# Work to be completed
From the entries below, copy every line where the string "subtitle" appears.

# Source material
++++++++++

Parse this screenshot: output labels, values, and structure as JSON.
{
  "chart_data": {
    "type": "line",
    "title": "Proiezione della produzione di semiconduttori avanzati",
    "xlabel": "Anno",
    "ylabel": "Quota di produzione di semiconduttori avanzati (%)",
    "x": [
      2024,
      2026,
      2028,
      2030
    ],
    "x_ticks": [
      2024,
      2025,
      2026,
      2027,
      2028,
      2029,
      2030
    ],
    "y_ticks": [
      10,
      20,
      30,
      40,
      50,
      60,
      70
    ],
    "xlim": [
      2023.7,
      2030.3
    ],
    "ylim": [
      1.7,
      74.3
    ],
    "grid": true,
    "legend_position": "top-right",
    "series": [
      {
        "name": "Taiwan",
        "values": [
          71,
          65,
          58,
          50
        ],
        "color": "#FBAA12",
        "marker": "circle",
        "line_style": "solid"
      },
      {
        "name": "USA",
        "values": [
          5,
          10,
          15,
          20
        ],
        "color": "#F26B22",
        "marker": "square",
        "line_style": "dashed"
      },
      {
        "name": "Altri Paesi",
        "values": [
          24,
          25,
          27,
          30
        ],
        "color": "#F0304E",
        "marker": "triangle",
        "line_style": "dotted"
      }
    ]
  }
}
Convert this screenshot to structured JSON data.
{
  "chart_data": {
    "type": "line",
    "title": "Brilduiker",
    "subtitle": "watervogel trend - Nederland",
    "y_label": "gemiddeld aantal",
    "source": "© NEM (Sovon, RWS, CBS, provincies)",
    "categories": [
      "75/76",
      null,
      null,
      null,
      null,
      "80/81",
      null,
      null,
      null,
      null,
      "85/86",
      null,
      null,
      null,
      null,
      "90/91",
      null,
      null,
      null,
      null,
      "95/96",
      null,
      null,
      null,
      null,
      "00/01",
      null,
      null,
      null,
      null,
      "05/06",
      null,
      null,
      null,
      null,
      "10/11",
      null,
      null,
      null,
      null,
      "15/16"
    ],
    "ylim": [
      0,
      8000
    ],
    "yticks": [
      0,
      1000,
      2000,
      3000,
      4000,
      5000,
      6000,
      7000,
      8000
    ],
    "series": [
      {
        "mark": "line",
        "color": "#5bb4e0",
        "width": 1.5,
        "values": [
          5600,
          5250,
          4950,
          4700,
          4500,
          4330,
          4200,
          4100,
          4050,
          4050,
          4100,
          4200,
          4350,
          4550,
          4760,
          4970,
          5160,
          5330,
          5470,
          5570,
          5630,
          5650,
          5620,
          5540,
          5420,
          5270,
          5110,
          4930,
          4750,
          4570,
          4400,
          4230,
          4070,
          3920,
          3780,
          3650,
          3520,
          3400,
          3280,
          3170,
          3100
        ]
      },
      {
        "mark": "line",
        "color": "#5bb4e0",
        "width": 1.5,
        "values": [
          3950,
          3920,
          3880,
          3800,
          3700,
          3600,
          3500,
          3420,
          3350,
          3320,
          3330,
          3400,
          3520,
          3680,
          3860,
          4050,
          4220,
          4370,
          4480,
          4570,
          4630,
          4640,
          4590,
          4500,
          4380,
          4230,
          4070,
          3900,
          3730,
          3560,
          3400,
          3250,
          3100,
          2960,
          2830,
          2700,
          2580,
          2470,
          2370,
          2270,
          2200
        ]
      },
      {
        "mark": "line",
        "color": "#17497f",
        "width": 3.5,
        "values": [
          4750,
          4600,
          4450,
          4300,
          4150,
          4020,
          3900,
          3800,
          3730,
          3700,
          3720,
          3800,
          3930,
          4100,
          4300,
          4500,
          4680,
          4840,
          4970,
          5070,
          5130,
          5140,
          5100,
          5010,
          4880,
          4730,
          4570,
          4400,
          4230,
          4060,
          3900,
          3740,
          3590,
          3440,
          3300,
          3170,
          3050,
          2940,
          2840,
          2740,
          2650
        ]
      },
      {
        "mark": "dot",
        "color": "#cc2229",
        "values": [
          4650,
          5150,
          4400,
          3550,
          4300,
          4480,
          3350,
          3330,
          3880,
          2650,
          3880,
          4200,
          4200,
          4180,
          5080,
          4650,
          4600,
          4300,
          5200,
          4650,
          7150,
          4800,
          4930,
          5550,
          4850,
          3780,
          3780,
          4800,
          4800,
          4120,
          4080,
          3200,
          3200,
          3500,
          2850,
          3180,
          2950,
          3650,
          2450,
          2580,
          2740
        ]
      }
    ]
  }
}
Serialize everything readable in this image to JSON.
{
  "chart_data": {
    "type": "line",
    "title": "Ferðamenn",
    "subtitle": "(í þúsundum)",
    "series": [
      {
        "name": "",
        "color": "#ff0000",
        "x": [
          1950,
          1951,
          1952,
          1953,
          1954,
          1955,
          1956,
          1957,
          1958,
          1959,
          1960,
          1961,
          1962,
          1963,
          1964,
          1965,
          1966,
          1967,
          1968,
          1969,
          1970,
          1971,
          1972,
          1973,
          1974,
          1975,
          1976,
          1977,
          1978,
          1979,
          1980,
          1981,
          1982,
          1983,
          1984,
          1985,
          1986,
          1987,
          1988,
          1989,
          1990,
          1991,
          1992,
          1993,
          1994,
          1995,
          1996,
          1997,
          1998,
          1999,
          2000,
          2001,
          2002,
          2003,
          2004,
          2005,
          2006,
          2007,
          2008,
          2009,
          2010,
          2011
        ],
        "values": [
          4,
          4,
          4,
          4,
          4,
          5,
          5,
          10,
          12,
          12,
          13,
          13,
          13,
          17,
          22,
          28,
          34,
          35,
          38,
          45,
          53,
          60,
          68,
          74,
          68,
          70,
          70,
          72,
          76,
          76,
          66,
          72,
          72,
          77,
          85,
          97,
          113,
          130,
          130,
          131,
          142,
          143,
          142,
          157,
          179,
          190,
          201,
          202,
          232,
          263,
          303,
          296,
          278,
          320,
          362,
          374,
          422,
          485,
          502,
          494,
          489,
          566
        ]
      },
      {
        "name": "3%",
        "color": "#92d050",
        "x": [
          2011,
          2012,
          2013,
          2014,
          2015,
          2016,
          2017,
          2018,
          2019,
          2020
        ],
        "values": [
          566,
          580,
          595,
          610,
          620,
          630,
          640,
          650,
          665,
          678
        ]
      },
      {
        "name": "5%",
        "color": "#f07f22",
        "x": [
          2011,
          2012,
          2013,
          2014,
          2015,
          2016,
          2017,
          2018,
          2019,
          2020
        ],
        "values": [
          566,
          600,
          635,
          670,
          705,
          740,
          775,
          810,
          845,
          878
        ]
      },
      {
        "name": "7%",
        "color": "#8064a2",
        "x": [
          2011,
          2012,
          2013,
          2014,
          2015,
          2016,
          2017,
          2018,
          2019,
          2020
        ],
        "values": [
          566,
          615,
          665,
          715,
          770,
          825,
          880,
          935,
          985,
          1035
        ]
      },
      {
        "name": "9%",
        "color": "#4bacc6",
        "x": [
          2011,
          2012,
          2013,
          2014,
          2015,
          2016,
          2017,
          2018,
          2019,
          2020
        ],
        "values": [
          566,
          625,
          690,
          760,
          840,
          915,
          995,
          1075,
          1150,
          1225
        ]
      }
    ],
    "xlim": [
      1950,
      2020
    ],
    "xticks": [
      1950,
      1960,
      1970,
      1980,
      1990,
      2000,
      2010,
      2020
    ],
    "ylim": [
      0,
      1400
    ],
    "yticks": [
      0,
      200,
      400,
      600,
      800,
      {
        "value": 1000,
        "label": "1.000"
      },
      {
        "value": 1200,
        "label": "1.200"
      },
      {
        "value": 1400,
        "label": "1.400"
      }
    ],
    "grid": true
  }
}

++++++++++

# Written reply
    "subtitle": "watervogel trend - Nederland",
    "subtitle": "(í þúsundum)",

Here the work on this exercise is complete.